Un momento revolucionario en la historia del mundo es tiempo para cambios, no para parches. La frase es de Beveridge, y figura en el emblemático informe que sentó las bases universalistas del sistema sanitario británico. Hoy es habitual leer análisis sobre la multiplicación de amenazas y la incertidumbre que marca el tiempo geopolítico en que vivimos. Tal vez lo sea menos concebir que la única salida, la única fórmula alternativa de estabilización del mundo pasa, de nuevo, por el aseguramiento colectivo de las trayectorias de vida; por la profundización de la redistribución de la riqueza y de la justicia social. Y que esa tarea no requiere de instintos conservacionistas o defensivos, sino, por el contrario, de una acción decidida para mejorar las condiciones y expectativas de vida de las clases trabajadoras.

Más allá del ruido y la furia y de la multiplicación de amenazas, el arranque de la nueva administración norteamericana expone todas las costuras de un sistema socioeconómico en el que unos pocos acaparan ingentes masas de riqueza y, por ende, de poder.

En los últimos años los ultrarricos, al calor del empuje oligopolístico de los grandes gigantes tecnológicos, han dado un salto cualitativo en el ejercicio de su fuerza social: acumulan masas de dinero equiparables al producto interior bruto de algunos países, controlan y dirigen la difusión de información, rediseñan relaciones sociales y, últimamente, pretenden controlar también el resultado de los procesos electorales a ambos lados del océano.

La utopía tecnolibertaria se ha revelado en última instancia como un digno resultado de su linaje neoliberal: lo que la define es su lógica extractivista y el parasitismo del Estado.

Pablo Bustinduy

Ya pasaron los tiempos en que los grandes magnates y oligarcas de la tecnología se decían descreídos del poder político. No se trata sólo de resaltar cómo todos y cada uno de ellos se han servido de las ventajosas condiciones que los poderes públicos les ofrecieron para construir sus negocios. Hoy, esta clase de ultrarricos han puesto sus ojos en el Estado como la herramienta imprescindible para mantener y seguir ampliando su riqueza de forma desbocada, para transformarla incluso en delirantes procesos de ingeniería social, o para ponerla obscenamente al servicio de proyectos políticos reaccionarios y autoritarios.

========================

_Tareas pendientes_.
(1) Reescribe el pasaje del texto desde "Un momento revolucionario" hasta "las clases trabajadoras.", poniendo "sistema sanitario público" en lugar de "sistema sanitario británico".
(2) Contesta con datos del texto:
(a) ¿A quién se atribuye la frase con la que se abre el texto?
(b) Según el texto, ¿qué pretenden controlar últimamente los ultrarricos?
(c) ¿Qué define, de acuerdo con el texto, a la utopía tecnolibertaria?
Para resolverlo, básate únicamente en el texto.

_Registros de anotación espacial_.
========================

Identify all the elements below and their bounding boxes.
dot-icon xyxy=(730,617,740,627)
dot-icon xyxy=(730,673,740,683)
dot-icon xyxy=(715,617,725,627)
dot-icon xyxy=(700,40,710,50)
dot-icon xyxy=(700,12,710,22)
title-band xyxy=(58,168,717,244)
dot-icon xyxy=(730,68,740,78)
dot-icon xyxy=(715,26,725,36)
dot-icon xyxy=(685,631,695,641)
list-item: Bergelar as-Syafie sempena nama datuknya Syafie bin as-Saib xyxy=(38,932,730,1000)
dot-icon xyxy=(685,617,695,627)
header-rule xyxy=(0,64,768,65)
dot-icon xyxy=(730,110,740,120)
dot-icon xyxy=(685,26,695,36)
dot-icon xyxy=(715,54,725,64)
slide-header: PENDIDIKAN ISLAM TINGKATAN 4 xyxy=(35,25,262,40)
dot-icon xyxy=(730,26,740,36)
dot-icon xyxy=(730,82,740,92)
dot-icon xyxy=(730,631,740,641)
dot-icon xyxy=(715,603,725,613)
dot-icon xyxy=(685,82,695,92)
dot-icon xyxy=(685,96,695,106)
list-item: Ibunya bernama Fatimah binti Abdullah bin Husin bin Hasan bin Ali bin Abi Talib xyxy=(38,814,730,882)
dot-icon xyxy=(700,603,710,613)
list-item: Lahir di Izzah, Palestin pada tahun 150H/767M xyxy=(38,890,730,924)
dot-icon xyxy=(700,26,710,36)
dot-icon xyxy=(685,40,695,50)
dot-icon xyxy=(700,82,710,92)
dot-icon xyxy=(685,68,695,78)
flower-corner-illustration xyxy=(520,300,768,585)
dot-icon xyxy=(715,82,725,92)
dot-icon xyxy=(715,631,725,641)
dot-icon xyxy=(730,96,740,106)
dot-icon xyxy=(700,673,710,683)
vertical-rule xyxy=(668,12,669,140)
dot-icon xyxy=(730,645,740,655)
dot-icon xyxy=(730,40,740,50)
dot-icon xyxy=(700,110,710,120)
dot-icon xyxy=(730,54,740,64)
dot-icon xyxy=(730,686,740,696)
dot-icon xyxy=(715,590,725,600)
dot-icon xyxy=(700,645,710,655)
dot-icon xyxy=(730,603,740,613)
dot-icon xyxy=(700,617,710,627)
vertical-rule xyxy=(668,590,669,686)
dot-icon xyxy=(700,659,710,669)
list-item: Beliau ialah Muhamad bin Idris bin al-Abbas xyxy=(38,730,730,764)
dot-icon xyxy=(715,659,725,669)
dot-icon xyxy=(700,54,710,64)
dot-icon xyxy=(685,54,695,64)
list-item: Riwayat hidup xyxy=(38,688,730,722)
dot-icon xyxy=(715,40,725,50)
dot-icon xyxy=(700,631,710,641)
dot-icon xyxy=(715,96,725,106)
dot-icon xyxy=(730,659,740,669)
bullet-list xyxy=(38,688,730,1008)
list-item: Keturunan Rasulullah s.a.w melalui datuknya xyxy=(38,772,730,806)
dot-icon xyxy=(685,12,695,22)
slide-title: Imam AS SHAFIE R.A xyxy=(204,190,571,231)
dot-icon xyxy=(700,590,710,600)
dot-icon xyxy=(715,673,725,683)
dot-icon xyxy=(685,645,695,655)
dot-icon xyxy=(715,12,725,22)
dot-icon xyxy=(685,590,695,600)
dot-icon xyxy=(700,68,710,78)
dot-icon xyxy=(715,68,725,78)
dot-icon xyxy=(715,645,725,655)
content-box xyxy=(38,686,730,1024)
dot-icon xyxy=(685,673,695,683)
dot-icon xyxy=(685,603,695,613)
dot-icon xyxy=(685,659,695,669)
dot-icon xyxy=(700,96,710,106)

========================

_Lista de soluciones_.
(1)
Un momento revolucionario en la historia del mundo es tiempo para cambios, no para parches. La frase es de Beveridge, y figura en el emblemático informe que sentó las bases universalistas del sistema sanitario público. Hoy es habitual leer análisis sobre la multiplicación de amenazas y la incertidumbre que marca el tiempo geopolítico en que vivimos. Tal vez lo sea menos concebir que la única salida, la única fórmula alternativa de estabilización del mundo pasa, de nuevo, por el aseguramiento colectivo de las trayectorias de vida; por la profundización de la redistribución de la riqueza y de la justicia social. Y que esa tarea no requiere de instintos conservacionistas o defensivos, sino, por el contrario, de una acción decidida para mejorar las condiciones y expectativas de vida de las clases trabajadoras.

(2)
(a) A Beveridge.
(b) El resultado de los procesos electorales a ambos lados del océano.
(c) Su lógica extractivista y el parasitismo del Estado.